### Goal
Transcribe the listing in full, excluding any pictures.

### Material supplied
========================================
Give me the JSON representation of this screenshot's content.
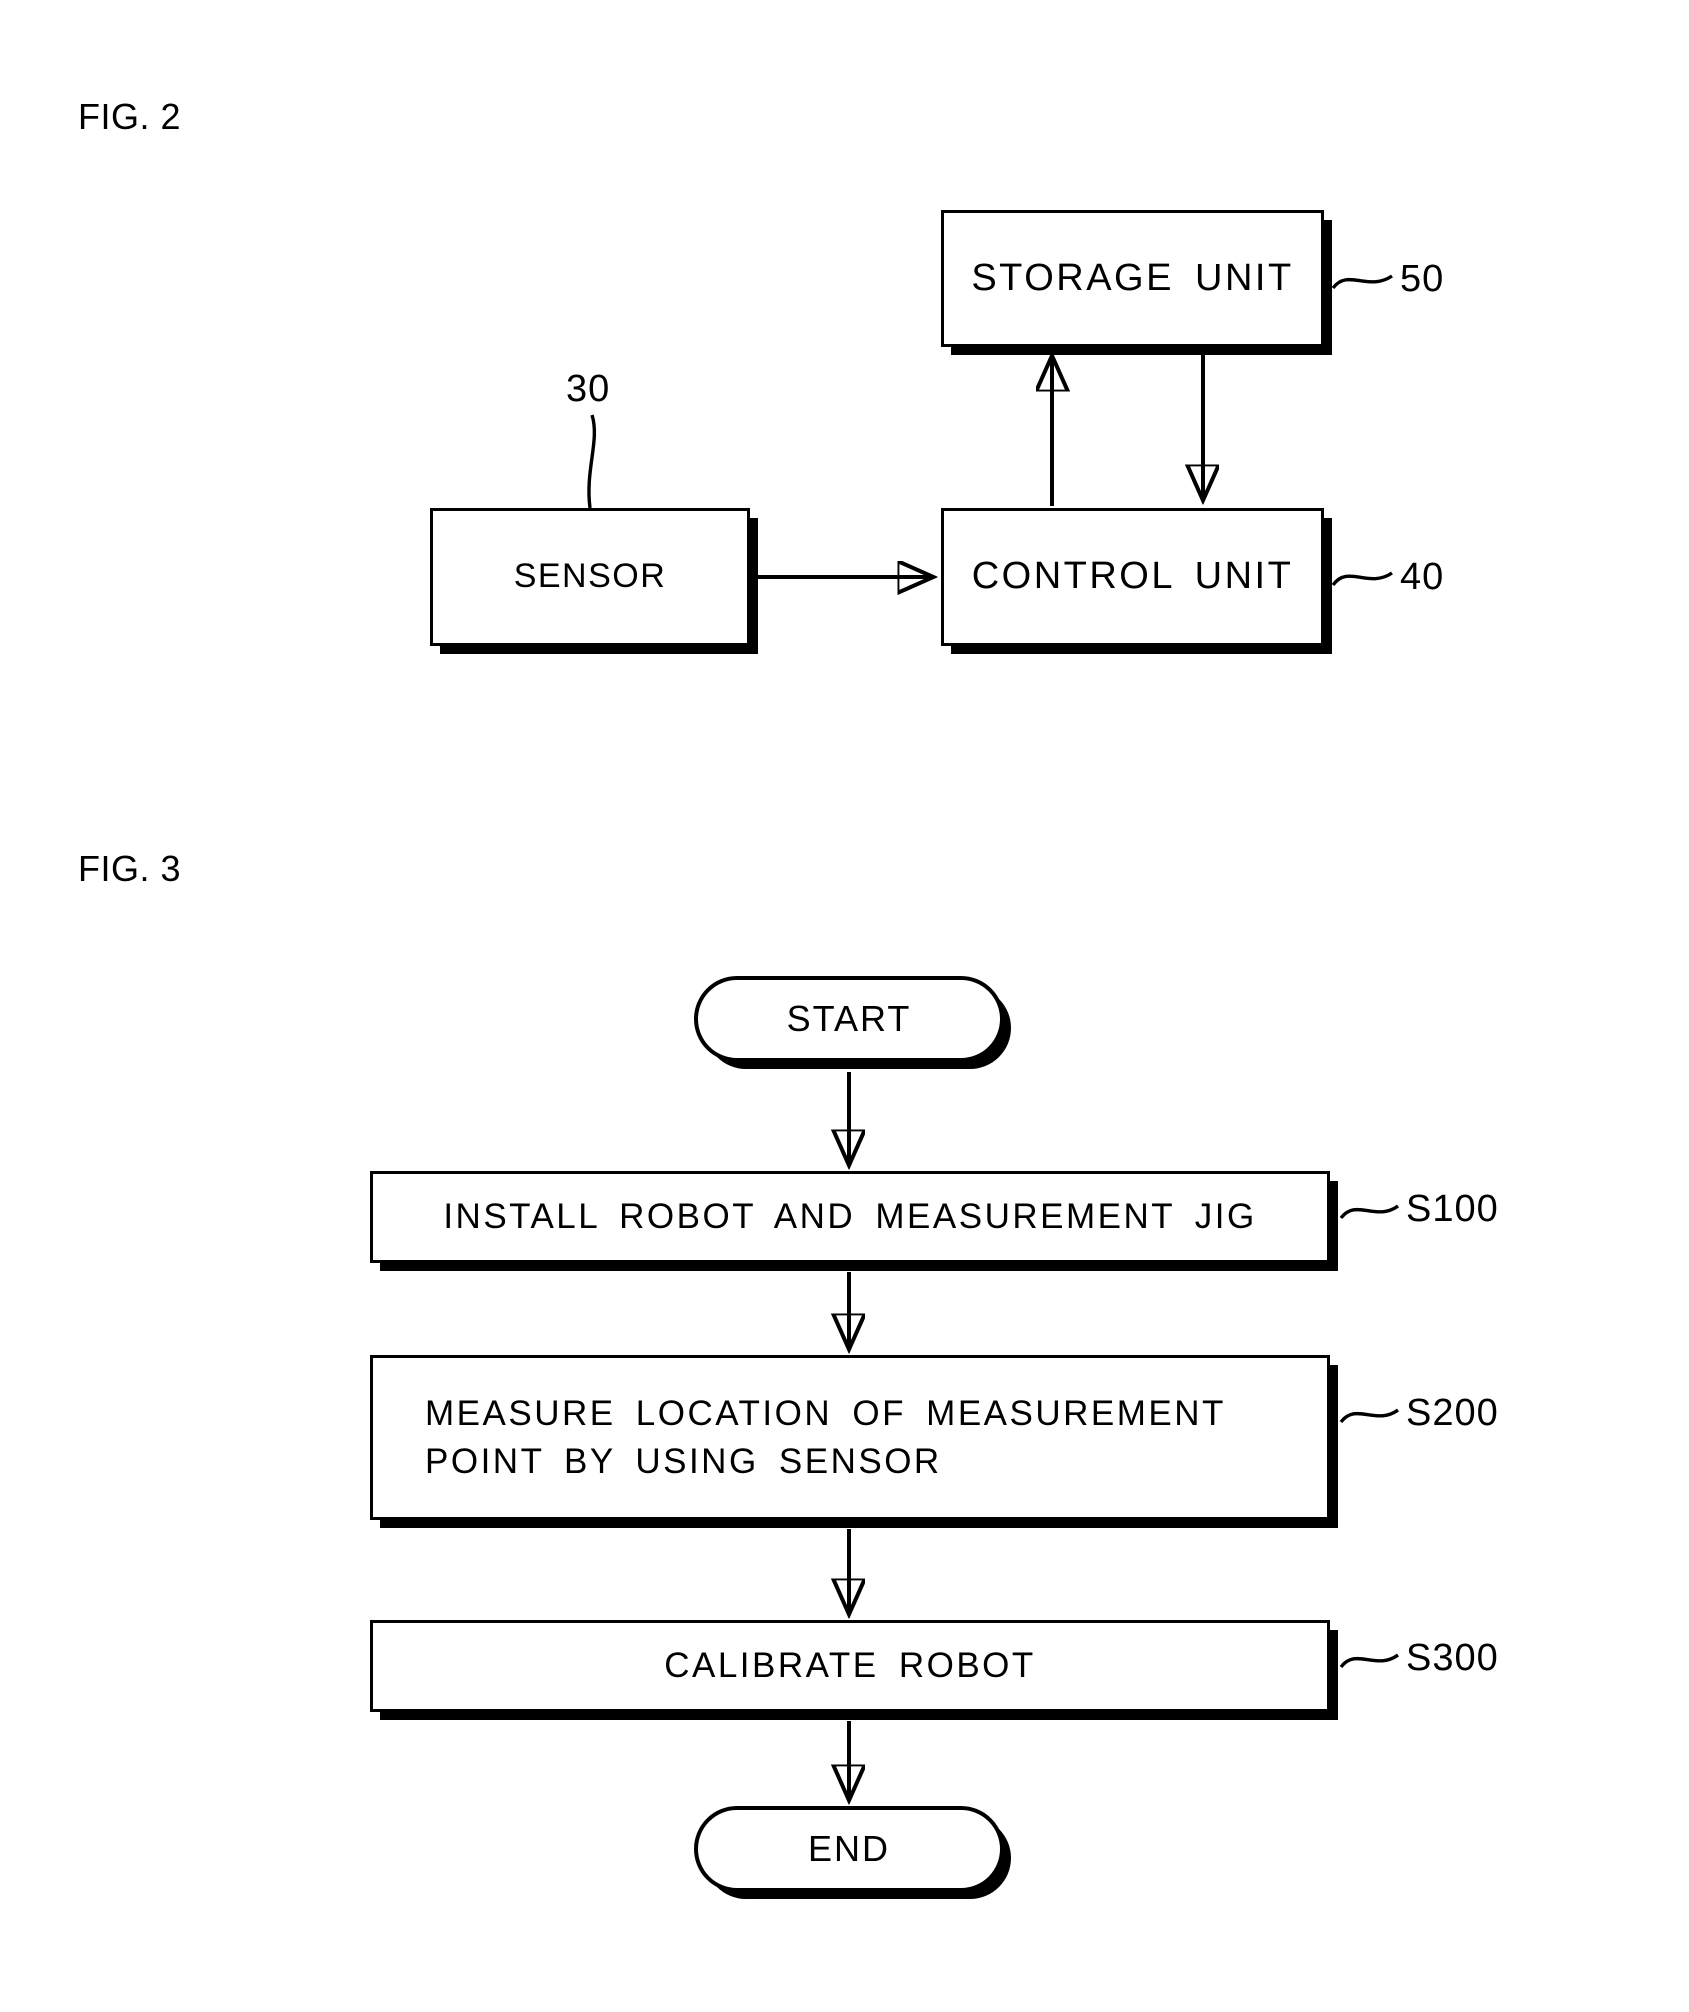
{
  "figures": [
    {
      "id": "fig2",
      "label": "FIG. 2",
      "type": "block-diagram",
      "blocks": [
        {
          "id": "storage-unit",
          "text": "STORAGE UNIT",
          "ref": "50"
        },
        {
          "id": "sensor",
          "text": "SENSOR",
          "ref": "30"
        },
        {
          "id": "control-unit",
          "text": "CONTROL UNIT",
          "ref": "40"
        }
      ],
      "connections": [
        {
          "from": "sensor",
          "to": "control-unit",
          "direction": "right",
          "arrow": true
        },
        {
          "from": "control-unit",
          "to": "storage-unit",
          "direction": "up",
          "arrow": true
        },
        {
          "from": "storage-unit",
          "to": "control-unit",
          "direction": "down",
          "arrow": true
        }
      ]
    },
    {
      "id": "fig3",
      "label": "FIG. 3",
      "type": "flowchart",
      "nodes": [
        {
          "id": "start",
          "kind": "terminal",
          "text": "START"
        },
        {
          "id": "s100",
          "kind": "process",
          "text": "INSTALL ROBOT AND MEASUREMENT JIG",
          "ref": "S100"
        },
        {
          "id": "s200",
          "kind": "process",
          "text": "MEASURE LOCATION OF MEASUREMENT\nPOINT BY USING SENSOR",
          "ref": "S200"
        },
        {
          "id": "s300",
          "kind": "process",
          "text": "CALIBRATE ROBOT",
          "ref": "S300"
        },
        {
          "id": "end",
          "kind": "terminal",
          "text": "END"
        }
      ],
      "flow": [
        "start",
        "s100",
        "s200",
        "s300",
        "end"
      ]
    }
  ],
  "fig2": {
    "label": "FIG. 2",
    "storage_unit": "STORAGE UNIT",
    "storage_ref": "50",
    "sensor": "SENSOR",
    "sensor_ref": "30",
    "control_unit": "CONTROL UNIT",
    "control_ref": "40"
  },
  "fig3": {
    "label": "FIG. 3",
    "start": "START",
    "end": "END",
    "step1": "INSTALL ROBOT AND MEASUREMENT JIG",
    "step1_ref": "S100",
    "step2": "MEASURE LOCATION OF MEASUREMENT\nPOINT BY USING SENSOR",
    "step2_ref": "S200",
    "step3": "CALIBRATE ROBOT",
    "step3_ref": "S300"
  },
  "colors": {
    "ink": "#000000",
    "paper": "#ffffff"
  }
}
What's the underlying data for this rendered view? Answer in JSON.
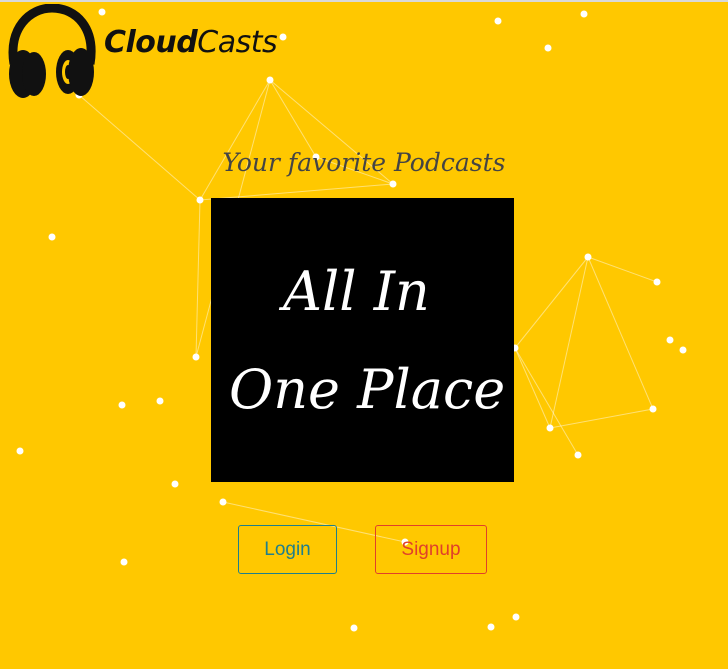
{
  "header": {
    "brand_bold": "Cloud",
    "brand_rest": "Casts",
    "logo_icon": "headphones-icon"
  },
  "hero": {
    "tagline": "Your favorite Podcasts",
    "line1": "All In",
    "line2": "One Place"
  },
  "actions": {
    "login_label": "Login",
    "signup_label": "Signup"
  },
  "colors": {
    "background": "#ffc800",
    "hero": "#000000",
    "login": "#1f7f8c",
    "signup": "#e0402a",
    "particles": "#ffffff"
  }
}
========================================
### Completed task
Give me the JSON representation of this screenshot's content.
{
  "figures": [
    {
      "id": "fig2",
      "label": "FIG. 2",
      "type": "block-diagram",
      "blocks": [
        {
          "id": "storage-unit",
          "text": "STORAGE UNIT",
          "ref": "50"
        },
        {
          "id": "sensor",
          "text": "SENSOR",
          "ref": "30"
        },
        {
          "id": "control-unit",
          "text": "CONTROL UNIT",
          "ref": "40"
        }
      ],
      "connections": [
        {
          "from": "sensor",
          "to": "control-unit",
          "direction": "right",
          "arrow": true
        },
        {
          "from": "control-unit",
          "to": "storage-unit",
          "direction": "up",
          "arrow": true
        },
        {
          "from": "storage-unit",
          "to": "control-unit",
          "direction": "down",
          "arrow": true
        }
      ]
    },
    {
      "id": "fig3",
      "label": "FIG. 3",
      "type": "flowchart",
      "nodes": [
        {
          "id": "start",
          "kind": "terminal",
          "text": "START"
        },
        {
          "id": "s100",
          "kind": "process",
          "text": "INSTALL ROBOT AND MEASUREMENT JIG",
          "ref": "S100"
        },
        {
          "id": "s200",
          "kind": "process",
          "text": "MEASURE LOCATION OF MEASUREMENT\nPOINT BY USING SENSOR",
          "ref": "S200"
        },
        {
          "id": "s300",
          "kind": "process",
          "text": "CALIBRATE ROBOT",
          "ref": "S300"
        },
        {
          "id": "end",
          "kind": "terminal",
          "text": "END"
        }
      ],
      "flow": [
        "start",
        "s100",
        "s200",
        "s300",
        "end"
      ]
    }
  ],
  "fig2": {
    "label": "FIG. 2",
    "storage_unit": "STORAGE UNIT",
    "storage_ref": "50",
    "sensor": "SENSOR",
    "sensor_ref": "30",
    "control_unit": "CONTROL UNIT",
    "control_ref": "40"
  },
  "fig3": {
    "label": "FIG. 3",
    "start": "START",
    "end": "END",
    "step1": "INSTALL ROBOT AND MEASUREMENT JIG",
    "step1_ref": "S100",
    "step2": "MEASURE LOCATION OF MEASUREMENT\nPOINT BY USING SENSOR",
    "step2_ref": "S200",
    "step3": "CALIBRATE ROBOT",
    "step3_ref": "S300"
  },
  "colors": {
    "ink": "#000000",
    "paper": "#ffffff"
  }
}
What's the underlying data for this rendered view? Answer in JSON.
{
  "header": {
    "brand_bold": "Cloud",
    "brand_rest": "Casts",
    "logo_icon": "headphones-icon"
  },
  "hero": {
    "tagline": "Your favorite Podcasts",
    "line1": "All In",
    "line2": "One Place"
  },
  "actions": {
    "login_label": "Login",
    "signup_label": "Signup"
  },
  "colors": {
    "background": "#ffc800",
    "hero": "#000000",
    "login": "#1f7f8c",
    "signup": "#e0402a",
    "particles": "#ffffff"
  }
}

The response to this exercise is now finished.